*Exercise prompt*
Can you transcribe the data exactly? Leave the pictures out.

**** Dataset entries ****

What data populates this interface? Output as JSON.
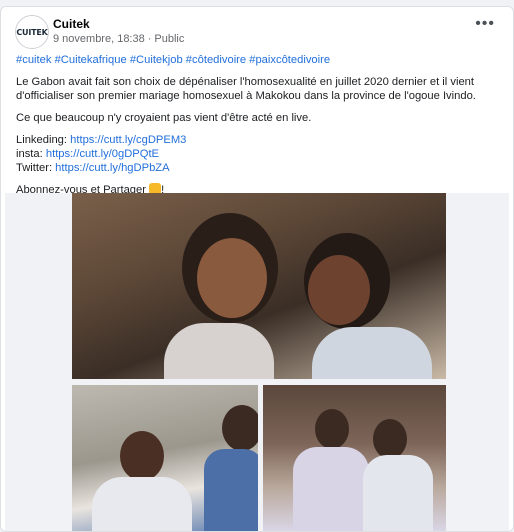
{
  "post": {
    "author": "Cuitek",
    "avatar_text": "CUITEK",
    "timestamp": "9 novembre, 18:38",
    "visibility": "Public",
    "more_label": "•••",
    "hashtags": [
      "#cuitek",
      "#Cuitekafrique",
      "#Cuitekjob",
      "#côtedivoire",
      "#paixcôtedivoire"
    ],
    "paragraph1": "Le Gabon avait fait son choix de dépénaliser l'homosexualité en juillet 2020 dernier et il vient d'officialiser son premier mariage homosexuel à Makokou dans la province de l'ogoue Ivindo.",
    "paragraph2": "Ce que beaucoup n'y croyaient pas vient d'être acté en live.",
    "links": [
      {
        "label": "Linkeding:",
        "url": "https://cutt.ly/cgDPEM3"
      },
      {
        "label": "insta:",
        "url": "https://cutt.ly/0gDPQtE"
      },
      {
        "label": "Twitter:",
        "url": "https://cutt.ly/hgDPbZA"
      }
    ],
    "cta": "Abonnez-vous et Partager",
    "cta_suffix": "!"
  },
  "colors": {
    "link": "#216fdb",
    "meta": "#65676b",
    "background": "#f0f2f5"
  },
  "icons": [
    "globe-icon",
    "more-options-icon",
    "thumbs-up-emoji"
  ]
}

****

*Response below*
What data populates this interface? Output as JSON.
{
  "post": {
    "author": "Cuitek",
    "avatar_text": "CUITEK",
    "timestamp": "9 novembre, 18:38",
    "visibility": "Public",
    "more_label": "•••",
    "hashtags": [
      "#cuitek",
      "#Cuitekafrique",
      "#Cuitekjob",
      "#côtedivoire",
      "#paixcôtedivoire"
    ],
    "paragraph1": "Le Gabon avait fait son choix de dépénaliser l'homosexualité en juillet 2020 dernier et il vient d'officialiser son premier mariage homosexuel à Makokou dans la province de l'ogoue Ivindo.",
    "paragraph2": "Ce que beaucoup n'y croyaient pas vient d'être acté en live.",
    "links": [
      {
        "label": "Linkeding:",
        "url": "https://cutt.ly/cgDPEM3"
      },
      {
        "label": "insta:",
        "url": "https://cutt.ly/0gDPQtE"
      },
      {
        "label": "Twitter:",
        "url": "https://cutt.ly/hgDPbZA"
      }
    ],
    "cta": "Abonnez-vous et Partager",
    "cta_suffix": "!"
  },
  "colors": {
    "link": "#216fdb",
    "meta": "#65676b",
    "background": "#f0f2f5"
  },
  "icons": [
    "globe-icon",
    "more-options-icon",
    "thumbs-up-emoji"
  ]
}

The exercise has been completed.